▶ WORK TO DO: Select the lines of the records containing the word "للمرأة" and list them.

▶ MATERIAL PROVIDED:
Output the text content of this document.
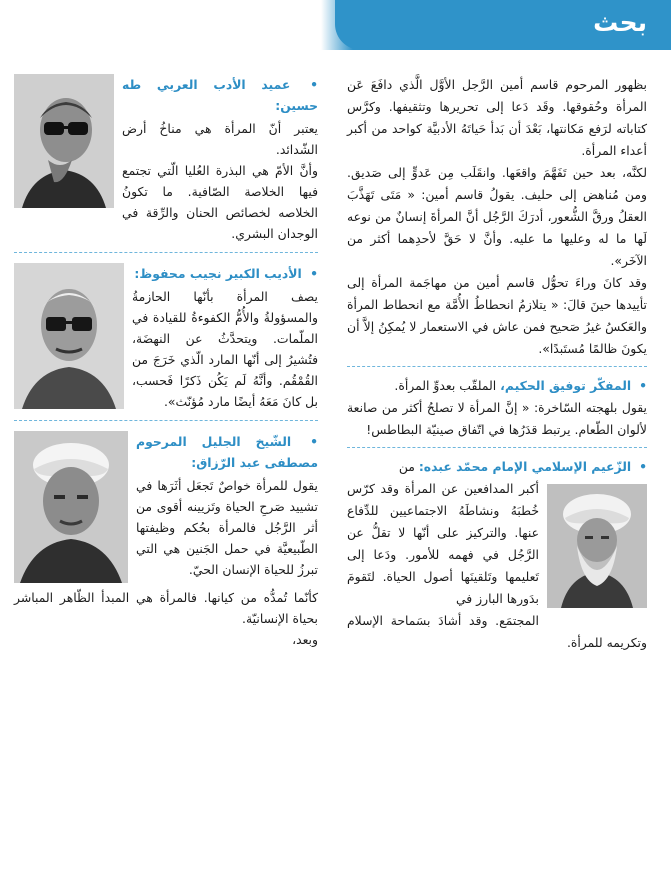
بحث

بظهور المرحوم قاسم أمين الرَّجل الأوَّل الَّذي دافَعَ عَن المرأة وحُقوقها. وقَد دَعا إلى تحريرها وتثقيفها. وكرَّس كتاباته لرَفع مَكانتها، بَعْدَ أن بَدأ حَياتَهُ الأدبيَّة كواحد من أكبر أعداء المرأة.

لكنَّه، بعد حين تَفَهَّمَ واقعَها. وانقَلَب مِن عَدوٍّ إلى صَديق. ومن مُناهض إلى حليف. يقولُ قاسم أمين: « مَتَى تَهَذَّبَ العقلُ ورقَّ الشُّعور، أدرَكَ الرَّجُل أنَّ المرأةَ إنسانٌ من نوعه لَها ما له وعليها ما عليه. وأنَّ لا حَقَّ لأحدِهما أكثر من الآخَر».

وقد كانَ وراءَ تحوُّل قاسم أمين من مهاجَمة المرأة إلى تأييدها حينَ قالَ: « يتلازمُ انحطاطُ الأُمَّة مع انحطاط المرأة والعَكسُ غيرُ صَحيح فمن عاش في الاستعمار لا يُمكِنُ إلاَّ أن يكونَ ظالمًا مُستَبدًا».

• المفكّر توفيق الحكيم، الملقّب بعدوِّ المرأة.

يقول بلهجته السّاخرة: « إنَّ المرأة لا تصلحُ أكثر من صانعة لألوان الطّعام. يرتبط قدَرُها في اتّفاق صينيّة البطاطس!

• الزّعيم الإسلامي الإمام محمّد عبده: من

أكبر المدافعين عن المرأة وقد كرّس خُطبَهُ ونشاطَهُ الاجتماعيين للدِّفاع عنها. والتركيز على أنّها لا تقلُّ عن الرَّجُل في فهمه للأمور. ودَعا إلى تَعليمها وتَلقينَها أصول الحياة. لتَقومَ بدَورها البارز في

المجتمَع. وقد أشادَ بسَماحة الإسلام وتكريمه للمرأة.

• عميد الأدب العربي طه حسين:

يعتبر أنّ المرأة هي مناخُ أرض الشّدائد.

وأنَّ الأمّ هي البذرة العُليا الّتي تجتمع فيها الخلاصة الصّافية. ما تكونُ الخلاصه لخصائص الحنان والرِّقة في الوجدان البشري.

• الأديب الكبير نجيب محفوظ:

يصف المرأة بأنّها الحازمةُ والمسؤولةُ والأُمُّ الكفوءةُ للقيادة في الملّمات. ويتحدَّثُ عن النهضَة، فتُشيرُ إلى أنّها المارد الّذي خَرَجَ من القُمْقُم. وأنَّهُ لَم يَكُن ذَكرًا فَحسب، بل كانَ مَعَهُ أيضًا مارد مُؤنّث».

• الشّيخ الجليل المرحوم مصطفى عبد الرّزاق:

يقول للمرأة خواصٌ تَجعَل أثَرَها في تشييد صَرحِ الحياة وتَزيينه أقوى من أثر الرَّجُل فالمرأة بحُكم وظيفتها الطّبيعيَّة في حمل الجَنين هي التي تبرزُ للحياة الإنسان الحيّ.

كأنّما تُمدُّه من كيانها. فالمرأة هي المبدأ الظّاهر المباشر بحياة الإنسانيّة.

وبعد،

▶ SOLUTION:
المجتمَع. وقد أشادَ بسَماحة الإسلام وتكريمه للمرأة.
يقول للمرأة خواصٌ تَجعَل أثَرَها في تشييد صَرحِ الحياة وتَزيينه أقوى من أثر الرَّجُل فالمرأة بحُكم وظيفتها الطّبيعيَّة في حمل الجَنين هي التي تبرزُ للحياة الإنسان الحيّ.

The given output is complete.